[Dataset entries on figures]
=====

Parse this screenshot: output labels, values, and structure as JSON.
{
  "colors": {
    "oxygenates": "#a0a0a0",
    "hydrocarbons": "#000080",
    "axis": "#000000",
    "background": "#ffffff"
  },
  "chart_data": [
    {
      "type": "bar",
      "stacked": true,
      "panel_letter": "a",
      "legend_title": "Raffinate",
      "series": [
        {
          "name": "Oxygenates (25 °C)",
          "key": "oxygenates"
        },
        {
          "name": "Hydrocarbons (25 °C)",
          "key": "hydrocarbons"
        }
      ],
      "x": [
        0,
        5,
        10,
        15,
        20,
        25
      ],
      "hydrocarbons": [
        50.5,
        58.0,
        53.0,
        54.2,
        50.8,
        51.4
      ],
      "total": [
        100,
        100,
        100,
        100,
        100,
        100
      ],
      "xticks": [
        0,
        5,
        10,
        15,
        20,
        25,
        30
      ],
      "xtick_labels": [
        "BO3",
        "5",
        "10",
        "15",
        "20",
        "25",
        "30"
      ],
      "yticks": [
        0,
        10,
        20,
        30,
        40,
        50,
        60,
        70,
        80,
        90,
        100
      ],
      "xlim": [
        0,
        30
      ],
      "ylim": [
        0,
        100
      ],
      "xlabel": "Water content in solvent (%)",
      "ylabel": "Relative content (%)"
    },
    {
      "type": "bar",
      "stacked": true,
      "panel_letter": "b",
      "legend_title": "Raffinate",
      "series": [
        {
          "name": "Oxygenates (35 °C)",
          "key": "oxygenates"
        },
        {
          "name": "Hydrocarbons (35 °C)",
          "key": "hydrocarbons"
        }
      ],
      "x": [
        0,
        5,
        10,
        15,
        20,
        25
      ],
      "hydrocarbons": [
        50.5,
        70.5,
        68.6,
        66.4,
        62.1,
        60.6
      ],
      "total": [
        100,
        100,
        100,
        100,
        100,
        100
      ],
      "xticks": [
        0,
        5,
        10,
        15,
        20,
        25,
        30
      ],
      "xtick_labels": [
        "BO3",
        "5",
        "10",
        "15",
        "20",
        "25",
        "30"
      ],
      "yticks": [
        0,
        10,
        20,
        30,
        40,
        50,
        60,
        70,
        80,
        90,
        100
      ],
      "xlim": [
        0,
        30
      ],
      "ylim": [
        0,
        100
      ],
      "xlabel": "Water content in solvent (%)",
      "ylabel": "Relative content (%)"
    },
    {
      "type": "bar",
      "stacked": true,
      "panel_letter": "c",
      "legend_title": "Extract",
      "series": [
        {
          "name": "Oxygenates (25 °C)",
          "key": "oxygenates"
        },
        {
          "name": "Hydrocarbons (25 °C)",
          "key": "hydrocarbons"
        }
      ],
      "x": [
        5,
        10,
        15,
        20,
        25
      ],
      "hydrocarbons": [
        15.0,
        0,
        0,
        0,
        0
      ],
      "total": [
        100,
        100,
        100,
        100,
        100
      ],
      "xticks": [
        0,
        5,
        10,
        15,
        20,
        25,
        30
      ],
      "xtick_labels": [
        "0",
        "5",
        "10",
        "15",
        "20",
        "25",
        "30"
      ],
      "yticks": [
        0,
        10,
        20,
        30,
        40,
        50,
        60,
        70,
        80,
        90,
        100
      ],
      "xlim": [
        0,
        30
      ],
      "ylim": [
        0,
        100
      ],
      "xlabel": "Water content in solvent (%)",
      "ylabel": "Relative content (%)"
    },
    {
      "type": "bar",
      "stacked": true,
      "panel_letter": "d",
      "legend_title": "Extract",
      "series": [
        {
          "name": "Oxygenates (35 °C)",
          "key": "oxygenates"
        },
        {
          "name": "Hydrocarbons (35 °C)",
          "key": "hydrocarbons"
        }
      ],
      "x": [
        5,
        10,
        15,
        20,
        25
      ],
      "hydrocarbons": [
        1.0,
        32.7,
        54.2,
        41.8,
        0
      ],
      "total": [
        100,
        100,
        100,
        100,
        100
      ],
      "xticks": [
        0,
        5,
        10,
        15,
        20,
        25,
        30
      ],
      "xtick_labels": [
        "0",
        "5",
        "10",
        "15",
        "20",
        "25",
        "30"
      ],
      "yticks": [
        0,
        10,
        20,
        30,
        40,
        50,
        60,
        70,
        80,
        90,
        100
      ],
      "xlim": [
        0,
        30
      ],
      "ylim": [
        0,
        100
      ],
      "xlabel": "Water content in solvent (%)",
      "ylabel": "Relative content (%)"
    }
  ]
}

=====

Using the entries above, please restate each one word for word.

Parse this screenshot: output labels, values, and structure as JSON.
{
  "colors": {
    "oxygenates": "#a0a0a0",
    "hydrocarbons": "#000080",
    "axis": "#000000",
    "background": "#ffffff"
  },
  "chart_data": [
    {
      "type": "bar",
      "stacked": true,
      "panel_letter": "a",
      "legend_title": "Raffinate",
      "series": [
        {
          "name": "Oxygenates (25 °C)",
          "key": "oxygenates"
        },
        {
          "name": "Hydrocarbons (25 °C)",
          "key": "hydrocarbons"
        }
      ],
      "x": [
        0,
        5,
        10,
        15,
        20,
        25
      ],
      "hydrocarbons": [
        50.5,
        58.0,
        53.0,
        54.2,
        50.8,
        51.4
      ],
      "total": [
        100,
        100,
        100,
        100,
        100,
        100
      ],
      "xticks": [
        0,
        5,
        10,
        15,
        20,
        25,
        30
      ],
      "xtick_labels": [
        "BO3",
        "5",
        "10",
        "15",
        "20",
        "25",
        "30"
      ],
      "yticks": [
        0,
        10,
        20,
        30,
        40,
        50,
        60,
        70,
        80,
        90,
        100
      ],
      "xlim": [
        0,
        30
      ],
      "ylim": [
        0,
        100
      ],
      "xlabel": "Water content in solvent (%)",
      "ylabel": "Relative content (%)"
    },
    {
      "type": "bar",
      "stacked": true,
      "panel_letter": "b",
      "legend_title": "Raffinate",
      "series": [
        {
          "name": "Oxygenates (35 °C)",
          "key": "oxygenates"
        },
        {
          "name": "Hydrocarbons (35 °C)",
          "key": "hydrocarbons"
        }
      ],
      "x": [
        0,
        5,
        10,
        15,
        20,
        25
      ],
      "hydrocarbons": [
        50.5,
        70.5,
        68.6,
        66.4,
        62.1,
        60.6
      ],
      "total": [
        100,
        100,
        100,
        100,
        100,
        100
      ],
      "xticks": [
        0,
        5,
        10,
        15,
        20,
        25,
        30
      ],
      "xtick_labels": [
        "BO3",
        "5",
        "10",
        "15",
        "20",
        "25",
        "30"
      ],
      "yticks": [
        0,
        10,
        20,
        30,
        40,
        50,
        60,
        70,
        80,
        90,
        100
      ],
      "xlim": [
        0,
        30
      ],
      "ylim": [
        0,
        100
      ],
      "xlabel": "Water content in solvent (%)",
      "ylabel": "Relative content (%)"
    },
    {
      "type": "bar",
      "stacked": true,
      "panel_letter": "c",
      "legend_title": "Extract",
      "series": [
        {
          "name": "Oxygenates (25 °C)",
          "key": "oxygenates"
        },
        {
          "name": "Hydrocarbons (25 °C)",
          "key": "hydrocarbons"
        }
      ],
      "x": [
        5,
        10,
        15,
        20,
        25
      ],
      "hydrocarbons": [
        15.0,
        0,
        0,
        0,
        0
      ],
      "total": [
        100,
        100,
        100,
        100,
        100
      ],
      "xticks": [
        0,
        5,
        10,
        15,
        20,
        25,
        30
      ],
      "xtick_labels": [
        "0",
        "5",
        "10",
        "15",
        "20",
        "25",
        "30"
      ],
      "yticks": [
        0,
        10,
        20,
        30,
        40,
        50,
        60,
        70,
        80,
        90,
        100
      ],
      "xlim": [
        0,
        30
      ],
      "ylim": [
        0,
        100
      ],
      "xlabel": "Water content in solvent (%)",
      "ylabel": "Relative content (%)"
    },
    {
      "type": "bar",
      "stacked": true,
      "panel_letter": "d",
      "legend_title": "Extract",
      "series": [
        {
          "name": "Oxygenates (35 °C)",
          "key": "oxygenates"
        },
        {
          "name": "Hydrocarbons (35 °C)",
          "key": "hydrocarbons"
        }
      ],
      "x": [
        5,
        10,
        15,
        20,
        25
      ],
      "hydrocarbons": [
        1.0,
        32.7,
        54.2,
        41.8,
        0
      ],
      "total": [
        100,
        100,
        100,
        100,
        100
      ],
      "xticks": [
        0,
        5,
        10,
        15,
        20,
        25,
        30
      ],
      "xtick_labels": [
        "0",
        "5",
        "10",
        "15",
        "20",
        "25",
        "30"
      ],
      "yticks": [
        0,
        10,
        20,
        30,
        40,
        50,
        60,
        70,
        80,
        90,
        100
      ],
      "xlim": [
        0,
        30
      ],
      "ylim": [
        0,
        100
      ],
      "xlabel": "Water content in solvent (%)",
      "ylabel": "Relative content (%)"
    }
  ]
}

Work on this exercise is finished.